WRITTEN TASK
Copy out all the lines in the records that include the word "электросвязи".

SUPPLIED RECORDS
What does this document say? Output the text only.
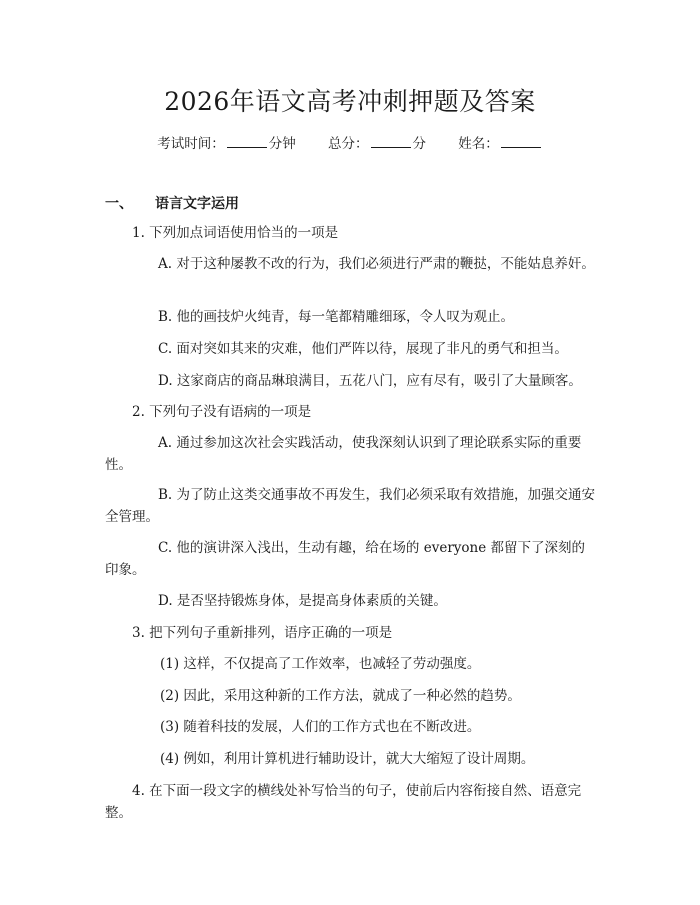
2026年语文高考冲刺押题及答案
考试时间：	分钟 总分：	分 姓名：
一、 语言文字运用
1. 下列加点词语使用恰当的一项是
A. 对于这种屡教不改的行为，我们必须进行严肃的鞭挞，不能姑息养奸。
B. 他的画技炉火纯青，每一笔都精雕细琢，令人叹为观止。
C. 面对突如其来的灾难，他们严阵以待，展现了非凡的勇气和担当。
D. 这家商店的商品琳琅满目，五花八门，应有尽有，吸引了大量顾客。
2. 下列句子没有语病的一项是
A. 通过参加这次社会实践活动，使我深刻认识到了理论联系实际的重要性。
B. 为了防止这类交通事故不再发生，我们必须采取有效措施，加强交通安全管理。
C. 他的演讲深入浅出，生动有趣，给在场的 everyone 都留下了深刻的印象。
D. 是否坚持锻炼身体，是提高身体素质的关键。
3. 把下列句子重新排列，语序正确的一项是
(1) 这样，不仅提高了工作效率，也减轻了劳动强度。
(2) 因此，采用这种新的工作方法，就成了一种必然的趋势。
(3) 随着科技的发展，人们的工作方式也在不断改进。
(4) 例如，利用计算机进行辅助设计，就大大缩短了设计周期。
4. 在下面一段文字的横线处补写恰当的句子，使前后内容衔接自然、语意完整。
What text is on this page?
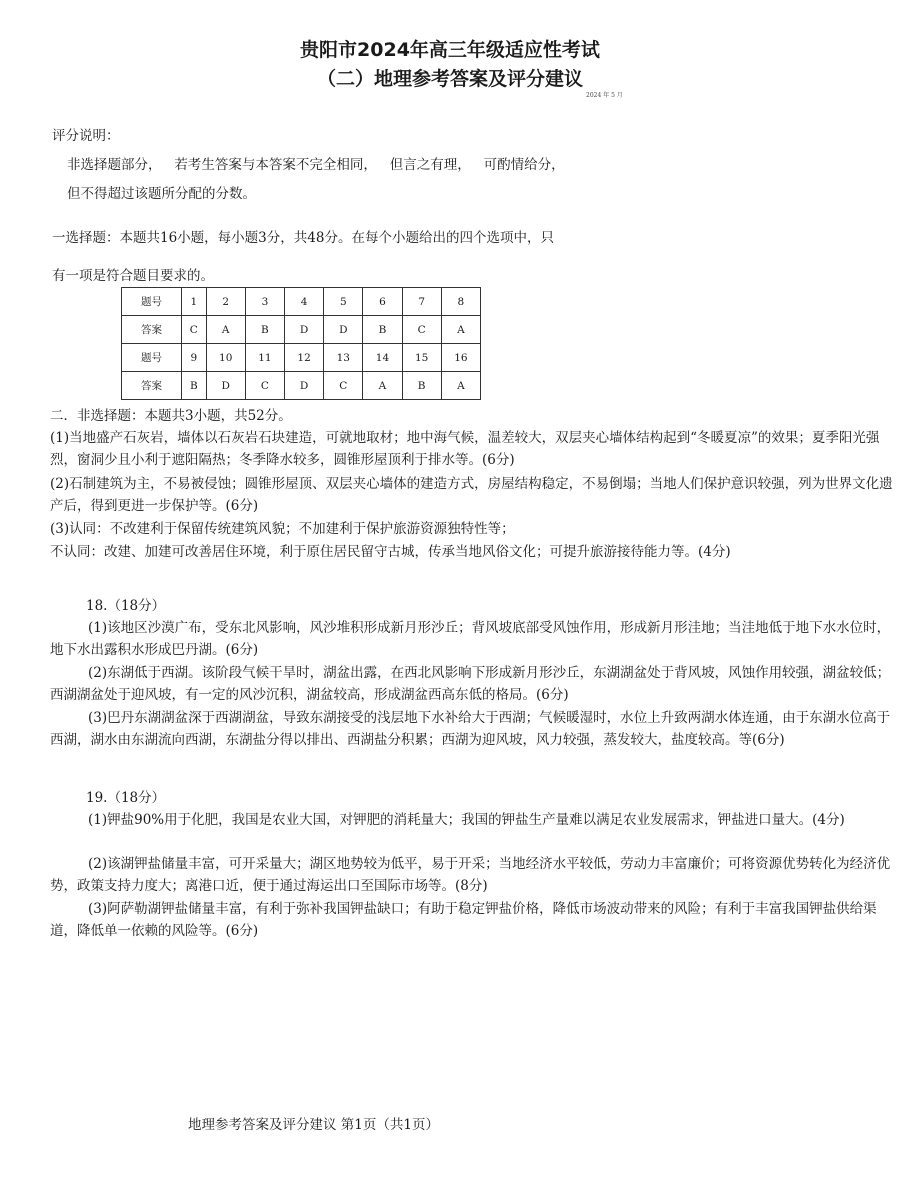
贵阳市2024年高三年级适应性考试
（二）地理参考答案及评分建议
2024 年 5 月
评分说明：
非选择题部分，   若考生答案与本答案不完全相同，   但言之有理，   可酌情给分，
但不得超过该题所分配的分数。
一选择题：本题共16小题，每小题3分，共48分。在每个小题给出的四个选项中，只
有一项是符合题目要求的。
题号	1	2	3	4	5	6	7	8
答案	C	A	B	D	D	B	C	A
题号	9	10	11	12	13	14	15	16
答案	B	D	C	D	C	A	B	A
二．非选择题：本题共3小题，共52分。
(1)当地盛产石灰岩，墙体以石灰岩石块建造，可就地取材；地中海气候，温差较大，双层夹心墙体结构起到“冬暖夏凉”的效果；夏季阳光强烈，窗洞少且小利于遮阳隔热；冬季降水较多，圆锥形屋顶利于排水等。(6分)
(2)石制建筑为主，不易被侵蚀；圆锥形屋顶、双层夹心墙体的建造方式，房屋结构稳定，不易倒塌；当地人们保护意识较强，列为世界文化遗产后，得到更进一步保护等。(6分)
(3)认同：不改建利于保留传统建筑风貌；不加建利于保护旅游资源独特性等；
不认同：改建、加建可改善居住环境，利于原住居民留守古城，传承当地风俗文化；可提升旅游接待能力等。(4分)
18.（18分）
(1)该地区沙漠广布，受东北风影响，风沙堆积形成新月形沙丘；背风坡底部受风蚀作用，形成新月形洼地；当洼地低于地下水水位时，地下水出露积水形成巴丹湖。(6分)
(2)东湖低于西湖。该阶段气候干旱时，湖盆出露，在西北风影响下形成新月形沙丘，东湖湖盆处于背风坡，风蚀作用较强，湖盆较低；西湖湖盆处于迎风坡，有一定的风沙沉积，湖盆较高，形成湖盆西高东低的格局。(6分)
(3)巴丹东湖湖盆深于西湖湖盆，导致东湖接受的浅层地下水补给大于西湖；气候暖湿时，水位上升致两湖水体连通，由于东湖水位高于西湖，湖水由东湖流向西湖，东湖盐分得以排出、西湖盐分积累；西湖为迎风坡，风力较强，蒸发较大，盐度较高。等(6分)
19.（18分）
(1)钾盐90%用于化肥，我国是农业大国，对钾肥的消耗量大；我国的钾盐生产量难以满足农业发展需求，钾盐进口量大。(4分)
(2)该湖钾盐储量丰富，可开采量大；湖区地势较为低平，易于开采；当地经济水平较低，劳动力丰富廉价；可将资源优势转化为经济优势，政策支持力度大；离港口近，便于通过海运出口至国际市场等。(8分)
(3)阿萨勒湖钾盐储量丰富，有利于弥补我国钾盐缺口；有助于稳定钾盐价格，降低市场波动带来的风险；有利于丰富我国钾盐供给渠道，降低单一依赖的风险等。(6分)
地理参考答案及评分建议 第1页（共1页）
...
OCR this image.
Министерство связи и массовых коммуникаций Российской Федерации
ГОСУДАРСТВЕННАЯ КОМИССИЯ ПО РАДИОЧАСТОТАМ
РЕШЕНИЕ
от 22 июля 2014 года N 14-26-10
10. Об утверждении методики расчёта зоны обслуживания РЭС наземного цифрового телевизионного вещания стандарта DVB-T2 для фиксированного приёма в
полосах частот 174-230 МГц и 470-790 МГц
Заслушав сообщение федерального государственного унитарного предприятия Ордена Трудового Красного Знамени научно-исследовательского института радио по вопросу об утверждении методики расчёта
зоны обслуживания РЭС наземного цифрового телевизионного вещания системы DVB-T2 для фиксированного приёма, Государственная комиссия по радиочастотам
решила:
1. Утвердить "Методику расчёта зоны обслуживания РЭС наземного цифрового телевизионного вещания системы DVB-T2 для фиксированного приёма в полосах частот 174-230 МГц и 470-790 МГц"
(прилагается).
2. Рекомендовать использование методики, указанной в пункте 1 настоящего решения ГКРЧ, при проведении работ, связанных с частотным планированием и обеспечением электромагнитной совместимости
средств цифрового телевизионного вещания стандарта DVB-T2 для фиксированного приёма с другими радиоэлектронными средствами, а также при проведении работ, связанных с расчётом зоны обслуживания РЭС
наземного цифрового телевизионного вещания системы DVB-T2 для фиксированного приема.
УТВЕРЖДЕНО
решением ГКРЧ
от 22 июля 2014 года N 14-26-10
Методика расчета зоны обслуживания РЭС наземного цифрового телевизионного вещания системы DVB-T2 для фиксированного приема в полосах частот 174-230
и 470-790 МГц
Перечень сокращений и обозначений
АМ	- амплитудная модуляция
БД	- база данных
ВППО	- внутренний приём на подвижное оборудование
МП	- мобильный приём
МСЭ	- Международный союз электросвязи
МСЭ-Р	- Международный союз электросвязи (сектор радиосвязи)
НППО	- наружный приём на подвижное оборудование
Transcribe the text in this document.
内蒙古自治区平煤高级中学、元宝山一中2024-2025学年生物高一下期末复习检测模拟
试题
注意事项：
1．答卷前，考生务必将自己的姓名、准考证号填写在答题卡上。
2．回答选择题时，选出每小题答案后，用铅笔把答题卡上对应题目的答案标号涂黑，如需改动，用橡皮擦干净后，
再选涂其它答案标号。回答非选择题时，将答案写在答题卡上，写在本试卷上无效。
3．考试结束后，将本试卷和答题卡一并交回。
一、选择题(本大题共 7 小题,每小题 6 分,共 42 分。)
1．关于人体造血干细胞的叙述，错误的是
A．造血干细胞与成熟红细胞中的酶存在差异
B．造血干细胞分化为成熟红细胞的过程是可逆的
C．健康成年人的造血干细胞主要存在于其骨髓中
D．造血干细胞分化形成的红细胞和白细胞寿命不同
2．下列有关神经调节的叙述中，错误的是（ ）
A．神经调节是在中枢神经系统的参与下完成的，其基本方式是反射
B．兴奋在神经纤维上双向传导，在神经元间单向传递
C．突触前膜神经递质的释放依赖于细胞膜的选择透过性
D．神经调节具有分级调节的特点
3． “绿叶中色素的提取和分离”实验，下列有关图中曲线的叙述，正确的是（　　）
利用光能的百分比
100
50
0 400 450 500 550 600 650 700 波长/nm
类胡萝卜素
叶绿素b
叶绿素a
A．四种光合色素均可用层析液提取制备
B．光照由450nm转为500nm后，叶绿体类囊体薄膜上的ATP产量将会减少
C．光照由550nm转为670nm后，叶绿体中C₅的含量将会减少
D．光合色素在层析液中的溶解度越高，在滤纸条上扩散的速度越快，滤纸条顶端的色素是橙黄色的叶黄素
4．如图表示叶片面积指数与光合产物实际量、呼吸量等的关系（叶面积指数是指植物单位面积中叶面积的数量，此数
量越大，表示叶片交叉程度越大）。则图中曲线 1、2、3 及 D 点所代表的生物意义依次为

EXERCISE SOLUTION
МСЭ	- Международный союз электросвязи
МСЭ-Р	- Международный союз электросвязи (сектор радиосвязи)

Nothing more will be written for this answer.